** Start of Material for the task **
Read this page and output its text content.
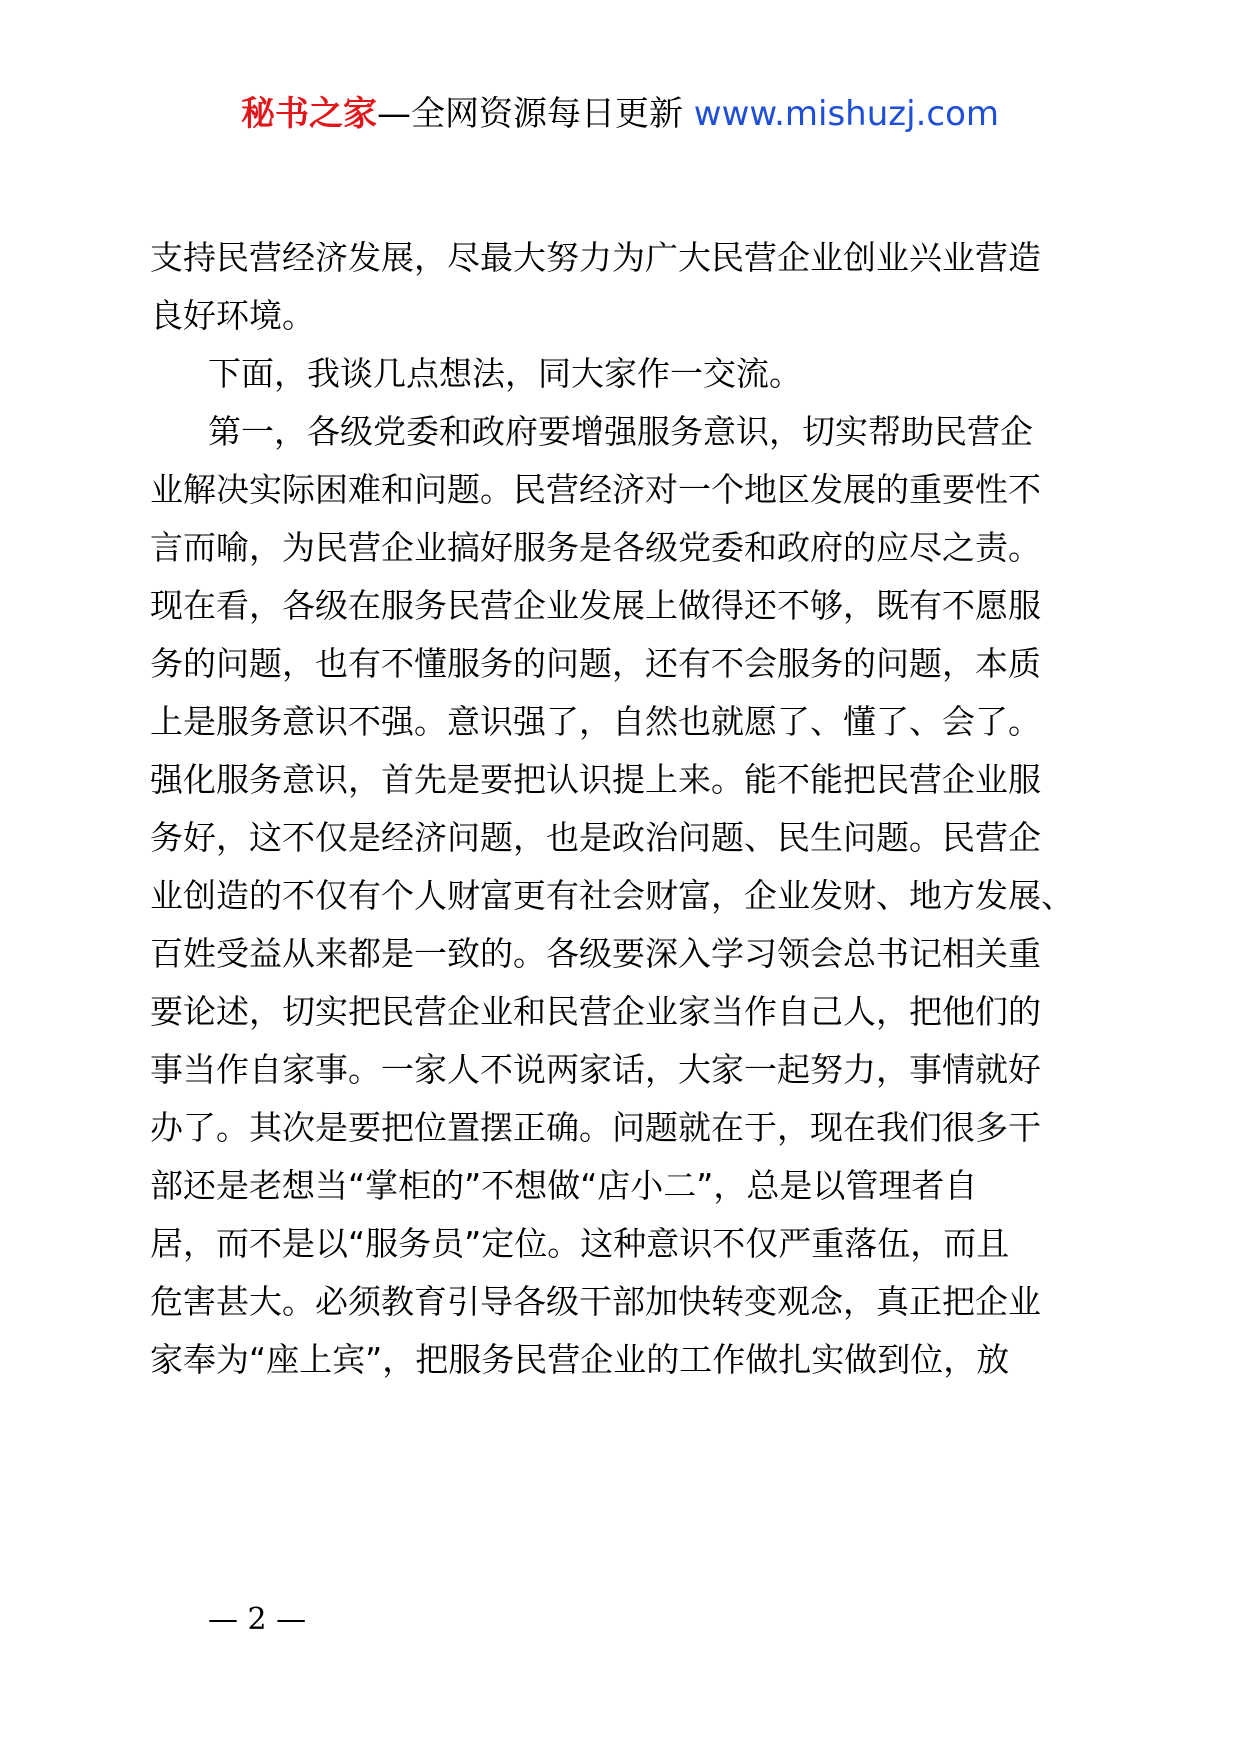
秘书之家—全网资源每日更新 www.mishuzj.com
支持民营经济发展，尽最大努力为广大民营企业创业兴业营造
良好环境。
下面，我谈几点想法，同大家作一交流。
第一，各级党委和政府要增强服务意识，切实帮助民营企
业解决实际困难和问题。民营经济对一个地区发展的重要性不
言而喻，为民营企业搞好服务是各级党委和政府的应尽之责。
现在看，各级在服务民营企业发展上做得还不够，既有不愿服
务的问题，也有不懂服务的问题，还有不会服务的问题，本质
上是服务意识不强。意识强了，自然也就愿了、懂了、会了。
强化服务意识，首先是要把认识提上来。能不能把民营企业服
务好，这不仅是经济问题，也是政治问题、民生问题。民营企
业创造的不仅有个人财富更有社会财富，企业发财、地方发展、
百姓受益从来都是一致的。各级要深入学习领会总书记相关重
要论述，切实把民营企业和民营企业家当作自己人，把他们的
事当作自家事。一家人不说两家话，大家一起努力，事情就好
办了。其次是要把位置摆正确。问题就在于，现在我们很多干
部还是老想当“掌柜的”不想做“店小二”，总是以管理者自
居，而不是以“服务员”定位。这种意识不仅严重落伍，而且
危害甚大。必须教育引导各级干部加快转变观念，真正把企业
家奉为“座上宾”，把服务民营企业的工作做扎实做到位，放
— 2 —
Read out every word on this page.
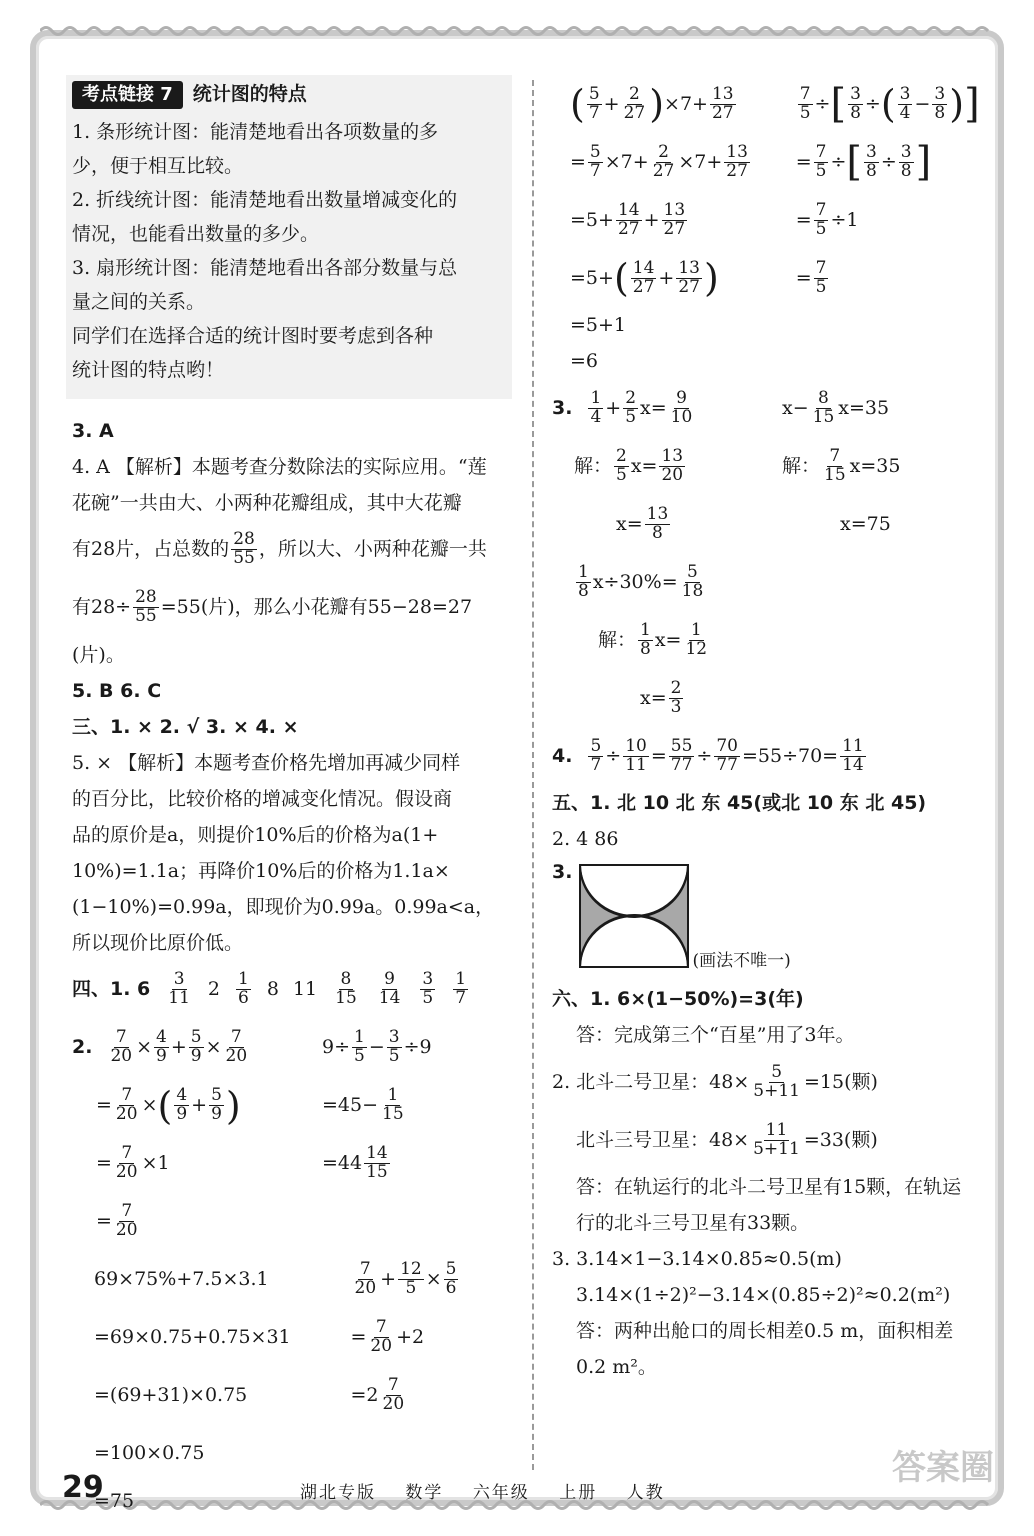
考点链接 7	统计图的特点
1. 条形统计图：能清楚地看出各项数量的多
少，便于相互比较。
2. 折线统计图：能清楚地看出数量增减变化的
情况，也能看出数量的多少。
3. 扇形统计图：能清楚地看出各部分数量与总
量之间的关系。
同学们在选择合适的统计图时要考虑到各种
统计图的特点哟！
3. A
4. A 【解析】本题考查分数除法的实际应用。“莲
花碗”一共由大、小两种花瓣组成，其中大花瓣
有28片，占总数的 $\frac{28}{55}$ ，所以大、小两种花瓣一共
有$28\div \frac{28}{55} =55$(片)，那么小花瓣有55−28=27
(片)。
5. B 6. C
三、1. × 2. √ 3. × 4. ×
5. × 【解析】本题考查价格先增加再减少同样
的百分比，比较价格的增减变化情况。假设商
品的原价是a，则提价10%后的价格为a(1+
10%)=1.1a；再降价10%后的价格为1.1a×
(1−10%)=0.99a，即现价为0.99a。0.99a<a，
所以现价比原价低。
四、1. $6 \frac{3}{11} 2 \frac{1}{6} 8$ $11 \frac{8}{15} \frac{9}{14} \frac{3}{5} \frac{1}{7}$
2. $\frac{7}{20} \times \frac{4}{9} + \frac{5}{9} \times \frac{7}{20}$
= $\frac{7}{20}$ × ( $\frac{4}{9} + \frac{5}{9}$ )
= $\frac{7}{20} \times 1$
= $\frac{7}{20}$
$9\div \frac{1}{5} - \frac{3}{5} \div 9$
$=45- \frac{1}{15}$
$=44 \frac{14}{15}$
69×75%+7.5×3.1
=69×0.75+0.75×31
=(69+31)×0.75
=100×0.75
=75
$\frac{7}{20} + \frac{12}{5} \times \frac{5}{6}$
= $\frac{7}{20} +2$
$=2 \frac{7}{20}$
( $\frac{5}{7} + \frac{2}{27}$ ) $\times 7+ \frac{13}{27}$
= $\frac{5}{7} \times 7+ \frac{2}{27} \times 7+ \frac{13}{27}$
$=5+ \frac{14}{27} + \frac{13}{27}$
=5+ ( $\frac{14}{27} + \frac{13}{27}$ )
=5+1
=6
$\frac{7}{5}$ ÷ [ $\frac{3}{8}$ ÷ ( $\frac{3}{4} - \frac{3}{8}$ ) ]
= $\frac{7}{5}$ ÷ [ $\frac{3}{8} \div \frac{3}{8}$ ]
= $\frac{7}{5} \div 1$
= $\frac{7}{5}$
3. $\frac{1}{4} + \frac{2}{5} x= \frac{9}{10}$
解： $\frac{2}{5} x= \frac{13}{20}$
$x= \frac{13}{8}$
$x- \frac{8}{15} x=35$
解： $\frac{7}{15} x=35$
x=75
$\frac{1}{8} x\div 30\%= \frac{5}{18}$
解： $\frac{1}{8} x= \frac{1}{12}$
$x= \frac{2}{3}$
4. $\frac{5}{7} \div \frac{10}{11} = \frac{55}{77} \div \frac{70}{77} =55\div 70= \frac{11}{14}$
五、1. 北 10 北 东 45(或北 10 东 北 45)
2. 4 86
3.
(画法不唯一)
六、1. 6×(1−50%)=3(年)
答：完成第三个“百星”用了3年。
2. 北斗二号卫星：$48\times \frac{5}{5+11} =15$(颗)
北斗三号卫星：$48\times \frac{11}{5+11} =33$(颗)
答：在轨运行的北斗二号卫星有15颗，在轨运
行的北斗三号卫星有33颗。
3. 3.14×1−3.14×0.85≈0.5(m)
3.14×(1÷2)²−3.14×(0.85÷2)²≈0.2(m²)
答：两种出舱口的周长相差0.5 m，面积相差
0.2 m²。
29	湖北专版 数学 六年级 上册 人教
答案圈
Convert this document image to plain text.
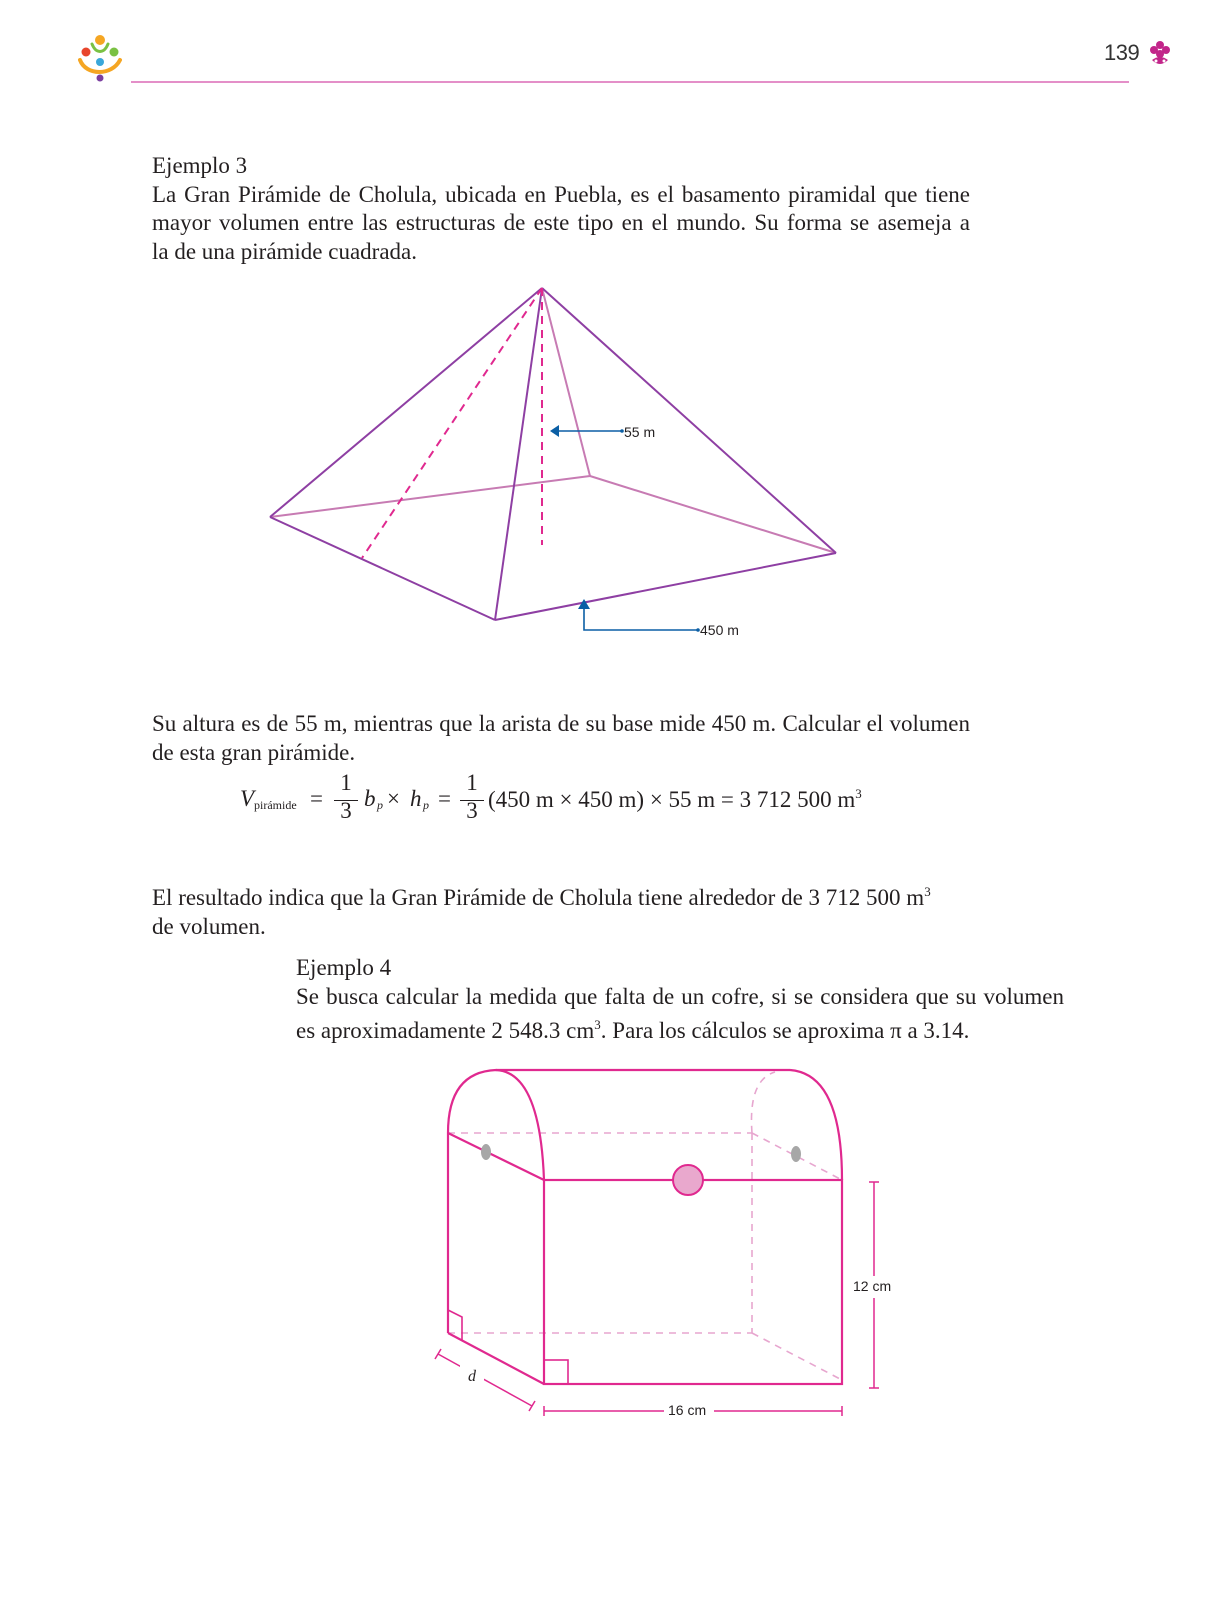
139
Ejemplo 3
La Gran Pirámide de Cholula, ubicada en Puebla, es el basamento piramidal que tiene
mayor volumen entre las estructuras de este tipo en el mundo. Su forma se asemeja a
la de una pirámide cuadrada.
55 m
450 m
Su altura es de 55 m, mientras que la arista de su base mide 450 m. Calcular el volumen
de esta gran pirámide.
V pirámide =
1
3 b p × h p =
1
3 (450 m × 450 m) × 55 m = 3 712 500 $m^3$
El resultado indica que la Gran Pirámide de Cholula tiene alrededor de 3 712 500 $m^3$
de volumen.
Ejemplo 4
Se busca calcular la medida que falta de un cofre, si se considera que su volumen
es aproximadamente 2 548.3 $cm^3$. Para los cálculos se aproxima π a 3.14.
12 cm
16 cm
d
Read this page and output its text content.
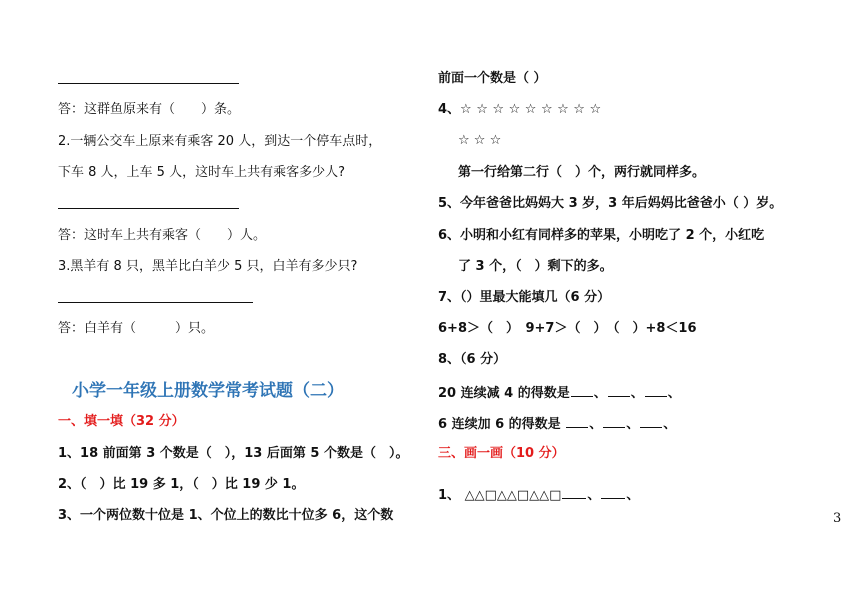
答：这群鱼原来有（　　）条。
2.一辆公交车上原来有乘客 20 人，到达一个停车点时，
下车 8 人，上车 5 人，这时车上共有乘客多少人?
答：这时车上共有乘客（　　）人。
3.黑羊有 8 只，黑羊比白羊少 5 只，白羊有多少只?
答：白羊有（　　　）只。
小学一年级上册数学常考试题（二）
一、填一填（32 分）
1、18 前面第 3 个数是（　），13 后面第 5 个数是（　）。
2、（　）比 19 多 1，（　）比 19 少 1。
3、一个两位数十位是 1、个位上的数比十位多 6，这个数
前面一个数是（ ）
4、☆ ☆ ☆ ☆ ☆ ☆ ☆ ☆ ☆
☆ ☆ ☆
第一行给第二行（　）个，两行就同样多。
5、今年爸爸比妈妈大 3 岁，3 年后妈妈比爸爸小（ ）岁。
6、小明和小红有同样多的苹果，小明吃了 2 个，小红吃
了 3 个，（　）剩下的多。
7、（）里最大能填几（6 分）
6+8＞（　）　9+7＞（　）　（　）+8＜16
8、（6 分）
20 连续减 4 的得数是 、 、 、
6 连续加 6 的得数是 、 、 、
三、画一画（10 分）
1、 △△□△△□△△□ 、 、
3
** End of Material for the task **
Task objective: Count each line above in which the string "Cholula" appears, then state only the total.

Solved exercise: 2